Dataset records:

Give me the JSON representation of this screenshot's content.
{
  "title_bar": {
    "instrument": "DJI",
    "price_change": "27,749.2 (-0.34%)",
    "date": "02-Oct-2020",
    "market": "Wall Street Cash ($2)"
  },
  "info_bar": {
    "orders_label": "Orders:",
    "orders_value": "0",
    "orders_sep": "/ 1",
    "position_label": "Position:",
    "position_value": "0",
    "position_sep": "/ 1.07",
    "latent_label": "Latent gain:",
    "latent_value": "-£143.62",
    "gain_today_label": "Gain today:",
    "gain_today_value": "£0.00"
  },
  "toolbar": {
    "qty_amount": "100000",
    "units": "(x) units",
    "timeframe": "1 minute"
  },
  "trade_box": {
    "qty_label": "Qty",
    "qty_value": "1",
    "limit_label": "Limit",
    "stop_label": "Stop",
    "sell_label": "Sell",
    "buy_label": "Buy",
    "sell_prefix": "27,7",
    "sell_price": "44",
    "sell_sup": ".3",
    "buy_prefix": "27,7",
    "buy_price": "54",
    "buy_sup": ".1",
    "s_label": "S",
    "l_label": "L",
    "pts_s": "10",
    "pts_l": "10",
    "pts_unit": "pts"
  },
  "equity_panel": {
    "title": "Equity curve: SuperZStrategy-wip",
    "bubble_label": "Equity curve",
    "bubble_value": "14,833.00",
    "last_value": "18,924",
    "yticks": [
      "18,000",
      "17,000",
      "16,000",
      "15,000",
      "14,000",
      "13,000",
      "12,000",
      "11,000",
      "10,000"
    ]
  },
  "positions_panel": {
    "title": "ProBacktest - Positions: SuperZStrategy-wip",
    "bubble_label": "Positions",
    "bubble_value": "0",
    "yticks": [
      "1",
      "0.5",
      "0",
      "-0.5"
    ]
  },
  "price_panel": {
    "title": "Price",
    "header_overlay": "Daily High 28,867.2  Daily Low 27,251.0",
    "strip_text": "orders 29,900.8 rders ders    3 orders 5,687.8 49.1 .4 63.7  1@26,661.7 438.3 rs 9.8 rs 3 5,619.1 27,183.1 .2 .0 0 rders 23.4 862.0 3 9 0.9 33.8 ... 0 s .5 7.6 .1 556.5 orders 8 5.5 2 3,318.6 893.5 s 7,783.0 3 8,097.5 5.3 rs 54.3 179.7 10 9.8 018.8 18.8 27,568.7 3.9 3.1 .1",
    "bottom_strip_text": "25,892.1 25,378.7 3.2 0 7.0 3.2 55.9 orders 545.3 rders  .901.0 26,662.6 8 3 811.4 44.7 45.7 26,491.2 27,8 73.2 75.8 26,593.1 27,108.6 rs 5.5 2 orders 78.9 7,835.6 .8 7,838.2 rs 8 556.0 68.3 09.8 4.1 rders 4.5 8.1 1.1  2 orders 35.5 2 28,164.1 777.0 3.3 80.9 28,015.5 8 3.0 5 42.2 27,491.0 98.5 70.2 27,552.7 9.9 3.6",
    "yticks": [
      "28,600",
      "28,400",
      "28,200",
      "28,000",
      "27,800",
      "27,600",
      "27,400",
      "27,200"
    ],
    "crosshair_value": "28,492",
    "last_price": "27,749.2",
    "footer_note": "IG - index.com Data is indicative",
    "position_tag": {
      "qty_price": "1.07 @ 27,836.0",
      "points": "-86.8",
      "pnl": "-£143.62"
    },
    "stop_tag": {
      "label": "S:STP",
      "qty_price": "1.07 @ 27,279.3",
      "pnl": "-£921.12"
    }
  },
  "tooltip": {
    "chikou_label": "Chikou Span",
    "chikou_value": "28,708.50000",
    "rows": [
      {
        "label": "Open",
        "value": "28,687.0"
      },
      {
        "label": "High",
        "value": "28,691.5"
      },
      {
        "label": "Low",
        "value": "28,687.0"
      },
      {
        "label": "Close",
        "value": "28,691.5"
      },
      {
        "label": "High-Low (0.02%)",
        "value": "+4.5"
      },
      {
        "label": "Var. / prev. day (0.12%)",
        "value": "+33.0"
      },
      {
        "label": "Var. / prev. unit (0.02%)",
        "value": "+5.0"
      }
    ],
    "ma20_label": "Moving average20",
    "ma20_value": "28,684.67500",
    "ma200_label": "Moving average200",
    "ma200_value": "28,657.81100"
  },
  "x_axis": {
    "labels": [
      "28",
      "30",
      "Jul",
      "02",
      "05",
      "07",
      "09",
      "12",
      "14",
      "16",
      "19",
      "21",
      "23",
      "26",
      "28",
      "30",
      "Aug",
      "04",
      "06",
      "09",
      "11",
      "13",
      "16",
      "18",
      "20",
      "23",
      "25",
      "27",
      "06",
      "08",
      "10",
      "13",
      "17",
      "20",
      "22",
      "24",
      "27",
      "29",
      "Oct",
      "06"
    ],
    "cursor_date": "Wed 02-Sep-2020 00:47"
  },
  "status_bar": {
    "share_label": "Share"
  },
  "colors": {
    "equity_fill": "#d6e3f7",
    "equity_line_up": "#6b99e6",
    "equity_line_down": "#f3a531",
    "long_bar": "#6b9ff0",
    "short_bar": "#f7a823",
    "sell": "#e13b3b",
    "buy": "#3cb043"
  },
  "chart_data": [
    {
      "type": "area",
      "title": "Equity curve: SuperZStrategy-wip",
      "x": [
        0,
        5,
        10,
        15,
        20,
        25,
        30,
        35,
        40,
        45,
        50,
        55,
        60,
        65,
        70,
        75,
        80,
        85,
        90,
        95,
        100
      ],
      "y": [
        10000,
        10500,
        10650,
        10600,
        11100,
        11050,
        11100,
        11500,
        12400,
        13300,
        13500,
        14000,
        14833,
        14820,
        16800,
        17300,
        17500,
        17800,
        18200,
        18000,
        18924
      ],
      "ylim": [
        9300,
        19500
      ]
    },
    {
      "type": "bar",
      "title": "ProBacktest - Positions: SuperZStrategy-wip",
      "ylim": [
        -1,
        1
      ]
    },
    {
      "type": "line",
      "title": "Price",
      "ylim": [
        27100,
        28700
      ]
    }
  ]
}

# Set task
Retype every record above exactly as written.

# Output of the exercise
Give me the JSON representation of this screenshot's content.
{
  "title_bar": {
    "instrument": "DJI",
    "price_change": "27,749.2 (-0.34%)",
    "date": "02-Oct-2020",
    "market": "Wall Street Cash ($2)"
  },
  "info_bar": {
    "orders_label": "Orders:",
    "orders_value": "0",
    "orders_sep": "/ 1",
    "position_label": "Position:",
    "position_value": "0",
    "position_sep": "/ 1.07",
    "latent_label": "Latent gain:",
    "latent_value": "-£143.62",
    "gain_today_label": "Gain today:",
    "gain_today_value": "£0.00"
  },
  "toolbar": {
    "qty_amount": "100000",
    "units": "(x) units",
    "timeframe": "1 minute"
  },
  "trade_box": {
    "qty_label": "Qty",
    "qty_value": "1",
    "limit_label": "Limit",
    "stop_label": "Stop",
    "sell_label": "Sell",
    "buy_label": "Buy",
    "sell_prefix": "27,7",
    "sell_price": "44",
    "sell_sup": ".3",
    "buy_prefix": "27,7",
    "buy_price": "54",
    "buy_sup": ".1",
    "s_label": "S",
    "l_label": "L",
    "pts_s": "10",
    "pts_l": "10",
    "pts_unit": "pts"
  },
  "equity_panel": {
    "title": "Equity curve: SuperZStrategy-wip",
    "bubble_label": "Equity curve",
    "bubble_value": "14,833.00",
    "last_value": "18,924",
    "yticks": [
      "18,000",
      "17,000",
      "16,000",
      "15,000",
      "14,000",
      "13,000",
      "12,000",
      "11,000",
      "10,000"
    ]
  },
  "positions_panel": {
    "title": "ProBacktest - Positions: SuperZStrategy-wip",
    "bubble_label": "Positions",
    "bubble_value": "0",
    "yticks": [
      "1",
      "0.5",
      "0",
      "-0.5"
    ]
  },
  "price_panel": {
    "title": "Price",
    "header_overlay": "Daily High 28,867.2  Daily Low 27,251.0",
    "strip_text": "orders 29,900.8 rders ders    3 orders 5,687.8 49.1 .4 63.7  1@26,661.7 438.3 rs 9.8 rs 3 5,619.1 27,183.1 .2 .0 0 rders 23.4 862.0 3 9 0.9 33.8 ... 0 s .5 7.6 .1 556.5 orders 8 5.5 2 3,318.6 893.5 s 7,783.0 3 8,097.5 5.3 rs 54.3 179.7 10 9.8 018.8 18.8 27,568.7 3.9 3.1 .1",
    "bottom_strip_text": "25,892.1 25,378.7 3.2 0 7.0 3.2 55.9 orders 545.3 rders  .901.0 26,662.6 8 3 811.4 44.7 45.7 26,491.2 27,8 73.2 75.8 26,593.1 27,108.6 rs 5.5 2 orders 78.9 7,835.6 .8 7,838.2 rs 8 556.0 68.3 09.8 4.1 rders 4.5 8.1 1.1  2 orders 35.5 2 28,164.1 777.0 3.3 80.9 28,015.5 8 3.0 5 42.2 27,491.0 98.5 70.2 27,552.7 9.9 3.6",
    "yticks": [
      "28,600",
      "28,400",
      "28,200",
      "28,000",
      "27,800",
      "27,600",
      "27,400",
      "27,200"
    ],
    "crosshair_value": "28,492",
    "last_price": "27,749.2",
    "footer_note": "IG - index.com Data is indicative",
    "position_tag": {
      "qty_price": "1.07 @ 27,836.0",
      "points": "-86.8",
      "pnl": "-£143.62"
    },
    "stop_tag": {
      "label": "S:STP",
      "qty_price": "1.07 @ 27,279.3",
      "pnl": "-£921.12"
    }
  },
  "tooltip": {
    "chikou_label": "Chikou Span",
    "chikou_value": "28,708.50000",
    "rows": [
      {
        "label": "Open",
        "value": "28,687.0"
      },
      {
        "label": "High",
        "value": "28,691.5"
      },
      {
        "label": "Low",
        "value": "28,687.0"
      },
      {
        "label": "Close",
        "value": "28,691.5"
      },
      {
        "label": "High-Low (0.02%)",
        "value": "+4.5"
      },
      {
        "label": "Var. / prev. day (0.12%)",
        "value": "+33.0"
      },
      {
        "label": "Var. / prev. unit (0.02%)",
        "value": "+5.0"
      }
    ],
    "ma20_label": "Moving average20",
    "ma20_value": "28,684.67500",
    "ma200_label": "Moving average200",
    "ma200_value": "28,657.81100"
  },
  "x_axis": {
    "labels": [
      "28",
      "30",
      "Jul",
      "02",
      "05",
      "07",
      "09",
      "12",
      "14",
      "16",
      "19",
      "21",
      "23",
      "26",
      "28",
      "30",
      "Aug",
      "04",
      "06",
      "09",
      "11",
      "13",
      "16",
      "18",
      "20",
      "23",
      "25",
      "27",
      "06",
      "08",
      "10",
      "13",
      "17",
      "20",
      "22",
      "24",
      "27",
      "29",
      "Oct",
      "06"
    ],
    "cursor_date": "Wed 02-Sep-2020 00:47"
  },
  "status_bar": {
    "share_label": "Share"
  },
  "colors": {
    "equity_fill": "#d6e3f7",
    "equity_line_up": "#6b99e6",
    "equity_line_down": "#f3a531",
    "long_bar": "#6b9ff0",
    "short_bar": "#f7a823",
    "sell": "#e13b3b",
    "buy": "#3cb043"
  },
  "chart_data": [
    {
      "type": "area",
      "title": "Equity curve: SuperZStrategy-wip",
      "x": [
        0,
        5,
        10,
        15,
        20,
        25,
        30,
        35,
        40,
        45,
        50,
        55,
        60,
        65,
        70,
        75,
        80,
        85,
        90,
        95,
        100
      ],
      "y": [
        10000,
        10500,
        10650,
        10600,
        11100,
        11050,
        11100,
        11500,
        12400,
        13300,
        13500,
        14000,
        14833,
        14820,
        16800,
        17300,
        17500,
        17800,
        18200,
        18000,
        18924
      ],
      "ylim": [
        9300,
        19500
      ]
    },
    {
      "type": "bar",
      "title": "ProBacktest - Positions: SuperZStrategy-wip",
      "ylim": [
        -1,
        1
      ]
    },
    {
      "type": "line",
      "title": "Price",
      "ylim": [
        27100,
        28700
      ]
    }
  ]
}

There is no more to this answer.